Write every line of the material out exactly as shown.

(Collection entries)
▽

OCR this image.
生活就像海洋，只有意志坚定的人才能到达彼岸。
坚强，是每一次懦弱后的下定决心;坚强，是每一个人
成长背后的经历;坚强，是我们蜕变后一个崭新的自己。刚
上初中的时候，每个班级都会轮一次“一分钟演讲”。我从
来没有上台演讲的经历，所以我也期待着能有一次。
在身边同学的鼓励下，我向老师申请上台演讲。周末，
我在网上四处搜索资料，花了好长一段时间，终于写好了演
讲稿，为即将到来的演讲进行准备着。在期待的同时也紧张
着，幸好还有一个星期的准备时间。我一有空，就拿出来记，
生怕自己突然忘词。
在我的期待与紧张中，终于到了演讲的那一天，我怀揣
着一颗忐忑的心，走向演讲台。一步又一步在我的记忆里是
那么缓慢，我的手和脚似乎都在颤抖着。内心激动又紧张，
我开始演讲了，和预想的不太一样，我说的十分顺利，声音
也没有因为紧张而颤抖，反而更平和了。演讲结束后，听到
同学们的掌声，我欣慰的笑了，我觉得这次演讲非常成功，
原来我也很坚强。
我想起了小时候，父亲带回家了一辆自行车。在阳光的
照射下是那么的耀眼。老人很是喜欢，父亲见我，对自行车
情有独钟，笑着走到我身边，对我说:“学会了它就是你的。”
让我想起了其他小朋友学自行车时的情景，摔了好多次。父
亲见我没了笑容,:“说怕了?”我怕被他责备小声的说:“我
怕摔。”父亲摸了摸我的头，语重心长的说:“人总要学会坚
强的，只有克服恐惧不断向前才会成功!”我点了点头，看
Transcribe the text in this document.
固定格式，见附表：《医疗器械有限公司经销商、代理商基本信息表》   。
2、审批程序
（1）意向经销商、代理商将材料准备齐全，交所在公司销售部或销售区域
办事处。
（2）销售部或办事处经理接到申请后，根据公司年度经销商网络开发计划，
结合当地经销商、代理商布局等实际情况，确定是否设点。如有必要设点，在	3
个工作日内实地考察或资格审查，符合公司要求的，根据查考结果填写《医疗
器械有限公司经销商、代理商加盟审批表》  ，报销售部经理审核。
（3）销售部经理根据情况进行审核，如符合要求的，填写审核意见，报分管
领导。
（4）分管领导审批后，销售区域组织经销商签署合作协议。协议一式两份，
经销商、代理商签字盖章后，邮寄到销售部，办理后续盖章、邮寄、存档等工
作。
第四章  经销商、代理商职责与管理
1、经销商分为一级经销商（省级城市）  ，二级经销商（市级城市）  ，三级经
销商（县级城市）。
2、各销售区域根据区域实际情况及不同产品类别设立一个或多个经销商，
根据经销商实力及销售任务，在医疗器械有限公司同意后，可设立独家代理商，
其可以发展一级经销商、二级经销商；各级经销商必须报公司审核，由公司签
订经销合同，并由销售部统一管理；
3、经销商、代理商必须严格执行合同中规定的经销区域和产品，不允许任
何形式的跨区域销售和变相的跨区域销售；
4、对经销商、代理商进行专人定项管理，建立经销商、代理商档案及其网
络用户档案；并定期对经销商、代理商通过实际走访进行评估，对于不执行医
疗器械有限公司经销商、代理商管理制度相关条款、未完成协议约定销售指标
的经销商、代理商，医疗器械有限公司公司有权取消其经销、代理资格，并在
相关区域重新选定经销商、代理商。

△

--- Exercise solution ---
OCR this image.
生活就像海洋，只有意志坚定的人才能到达彼岸。
坚强，是每一次懦弱后的下定决心;坚强，是每一个人
成长背后的经历;坚强，是我们蜕变后一个崭新的自己。刚
上初中的时候，每个班级都会轮一次“一分钟演讲”。我从
来没有上台演讲的经历，所以我也期待着能有一次。
在身边同学的鼓励下，我向老师申请上台演讲。周末，
我在网上四处搜索资料，花了好长一段时间，终于写好了演
讲稿，为即将到来的演讲进行准备着。在期待的同时也紧张
着，幸好还有一个星期的准备时间。我一有空，就拿出来记，
生怕自己突然忘词。
在我的期待与紧张中，终于到了演讲的那一天，我怀揣
着一颗忐忑的心，走向演讲台。一步又一步在我的记忆里是
那么缓慢，我的手和脚似乎都在颤抖着。内心激动又紧张，
我开始演讲了，和预想的不太一样，我说的十分顺利，声音
也没有因为紧张而颤抖，反而更平和了。演讲结束后，听到
同学们的掌声，我欣慰的笑了，我觉得这次演讲非常成功，
原来我也很坚强。
我想起了小时候，父亲带回家了一辆自行车。在阳光的
照射下是那么的耀眼。老人很是喜欢，父亲见我，对自行车
情有独钟，笑着走到我身边，对我说:“学会了它就是你的。”
让我想起了其他小朋友学自行车时的情景，摔了好多次。父
亲见我没了笑容,:“说怕了?”我怕被他责备小声的说:“我
怕摔。”父亲摸了摸我的头，语重心长的说:“人总要学会坚
强的，只有克服恐惧不断向前才会成功!”我点了点头，看
Transcribe the text in this document.
固定格式，见附表：《医疗器械有限公司经销商、代理商基本信息表》   。
2、审批程序
（1）意向经销商、代理商将材料准备齐全，交所在公司销售部或销售区域
办事处。
（2）销售部或办事处经理接到申请后，根据公司年度经销商网络开发计划，
结合当地经销商、代理商布局等实际情况，确定是否设点。如有必要设点，在	3
个工作日内实地考察或资格审查，符合公司要求的，根据查考结果填写《医疗
器械有限公司经销商、代理商加盟审批表》  ，报销售部经理审核。
（3）销售部经理根据情况进行审核，如符合要求的，填写审核意见，报分管
领导。
（4）分管领导审批后，销售区域组织经销商签署合作协议。协议一式两份，
经销商、代理商签字盖章后，邮寄到销售部，办理后续盖章、邮寄、存档等工
作。
第四章  经销商、代理商职责与管理
1、经销商分为一级经销商（省级城市）  ，二级经销商（市级城市）  ，三级经
销商（县级城市）。
2、各销售区域根据区域实际情况及不同产品类别设立一个或多个经销商，
根据经销商实力及销售任务，在医疗器械有限公司同意后，可设立独家代理商，
其可以发展一级经销商、二级经销商；各级经销商必须报公司审核，由公司签
订经销合同，并由销售部统一管理；
3、经销商、代理商必须严格执行合同中规定的经销区域和产品，不允许任
何形式的跨区域销售和变相的跨区域销售；
4、对经销商、代理商进行专人定项管理，建立经销商、代理商档案及其网
络用户档案；并定期对经销商、代理商通过实际走访进行评估，对于不执行医
疗器械有限公司经销商、代理商管理制度相关条款、未完成协议约定销售指标
的经销商、代理商，医疗器械有限公司公司有权取消其经销、代理资格，并在
相关区域重新选定经销商、代理商。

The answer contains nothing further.